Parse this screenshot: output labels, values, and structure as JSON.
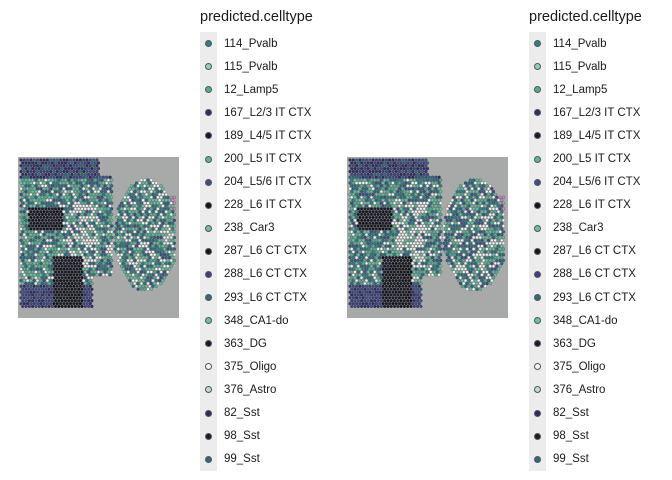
{
  "panels": [
    {
      "legend": {
        "title": "predicted.celltype"
      }
    },
    {
      "legend": {
        "title": "predicted.celltype"
      }
    }
  ],
  "chart_data": [
    {
      "type": "scatter",
      "title": "",
      "xlabel": "",
      "ylabel": "",
      "grid": false,
      "legend_position": "right",
      "legend_title": "predicted.celltype",
      "categories": [
        "114_Pvalb",
        "115_Pvalb",
        "12_Lamp5",
        "167_L2/3 IT CTX",
        "189_L4/5 IT CTX",
        "200_L5 IT CTX",
        "204_L5/6 IT CTX",
        "228_L6 IT CTX",
        "238_Car3",
        "287_L6 CT CTX",
        "288_L6 CT CTX",
        "293_L6 CT CTX",
        "348_CA1-do",
        "363_DG",
        "375_Oligo",
        "376_Astro",
        "82_Sst",
        "98_Sst",
        "99_Sst"
      ],
      "colors": [
        "#2e7f85",
        "#8fcfb6",
        "#4fae9a",
        "#2f2c6a",
        "#1a1a2a",
        "#5ab893",
        "#3b4f8a",
        "#121218",
        "#6cc0a2",
        "#15151f",
        "#3c3f86",
        "#2d6b86",
        "#66c5a5",
        "#1b1b27",
        "#f2f5f3",
        "#b9dfc8",
        "#302860",
        "#1c1c2c",
        "#2e6a82"
      ]
    },
    {
      "type": "scatter",
      "title": "",
      "xlabel": "",
      "ylabel": "",
      "grid": false,
      "legend_position": "right",
      "legend_title": "predicted.celltype",
      "categories": [
        "114_Pvalb",
        "115_Pvalb",
        "12_Lamp5",
        "167_L2/3 IT CTX",
        "189_L4/5 IT CTX",
        "200_L5 IT CTX",
        "204_L5/6 IT CTX",
        "228_L6 IT CTX",
        "238_Car3",
        "287_L6 CT CTX",
        "288_L6 CT CTX",
        "293_L6 CT CTX",
        "348_CA1-do",
        "363_DG",
        "375_Oligo",
        "376_Astro",
        "82_Sst",
        "98_Sst",
        "99_Sst"
      ],
      "colors": [
        "#2e7f85",
        "#8fcfb6",
        "#4fae9a",
        "#2f2c6a",
        "#1a1a2a",
        "#5ab893",
        "#3b4f8a",
        "#121218",
        "#6cc0a2",
        "#15151f",
        "#3c3f86",
        "#2d6b86",
        "#66c5a5",
        "#1b1b27",
        "#f2f5f3",
        "#b9dfc8",
        "#302860",
        "#1c1c2c",
        "#2e6a82"
      ]
    }
  ]
}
--
Required work :: Your task is to transcribe all of the records precisely, with no images included.

The completed task ::
Parse this screenshot: output labels, values, and structure as JSON.
{
  "panels": [
    {
      "legend": {
        "title": "predicted.celltype"
      }
    },
    {
      "legend": {
        "title": "predicted.celltype"
      }
    }
  ],
  "chart_data": [
    {
      "type": "scatter",
      "title": "",
      "xlabel": "",
      "ylabel": "",
      "grid": false,
      "legend_position": "right",
      "legend_title": "predicted.celltype",
      "categories": [
        "114_Pvalb",
        "115_Pvalb",
        "12_Lamp5",
        "167_L2/3 IT CTX",
        "189_L4/5 IT CTX",
        "200_L5 IT CTX",
        "204_L5/6 IT CTX",
        "228_L6 IT CTX",
        "238_Car3",
        "287_L6 CT CTX",
        "288_L6 CT CTX",
        "293_L6 CT CTX",
        "348_CA1-do",
        "363_DG",
        "375_Oligo",
        "376_Astro",
        "82_Sst",
        "98_Sst",
        "99_Sst"
      ],
      "colors": [
        "#2e7f85",
        "#8fcfb6",
        "#4fae9a",
        "#2f2c6a",
        "#1a1a2a",
        "#5ab893",
        "#3b4f8a",
        "#121218",
        "#6cc0a2",
        "#15151f",
        "#3c3f86",
        "#2d6b86",
        "#66c5a5",
        "#1b1b27",
        "#f2f5f3",
        "#b9dfc8",
        "#302860",
        "#1c1c2c",
        "#2e6a82"
      ]
    },
    {
      "type": "scatter",
      "title": "",
      "xlabel": "",
      "ylabel": "",
      "grid": false,
      "legend_position": "right",
      "legend_title": "predicted.celltype",
      "categories": [
        "114_Pvalb",
        "115_Pvalb",
        "12_Lamp5",
        "167_L2/3 IT CTX",
        "189_L4/5 IT CTX",
        "200_L5 IT CTX",
        "204_L5/6 IT CTX",
        "228_L6 IT CTX",
        "238_Car3",
        "287_L6 CT CTX",
        "288_L6 CT CTX",
        "293_L6 CT CTX",
        "348_CA1-do",
        "363_DG",
        "375_Oligo",
        "376_Astro",
        "82_Sst",
        "98_Sst",
        "99_Sst"
      ],
      "colors": [
        "#2e7f85",
        "#8fcfb6",
        "#4fae9a",
        "#2f2c6a",
        "#1a1a2a",
        "#5ab893",
        "#3b4f8a",
        "#121218",
        "#6cc0a2",
        "#15151f",
        "#3c3f86",
        "#2d6b86",
        "#66c5a5",
        "#1b1b27",
        "#f2f5f3",
        "#b9dfc8",
        "#302860",
        "#1c1c2c",
        "#2e6a82"
      ]
    }
  ]
}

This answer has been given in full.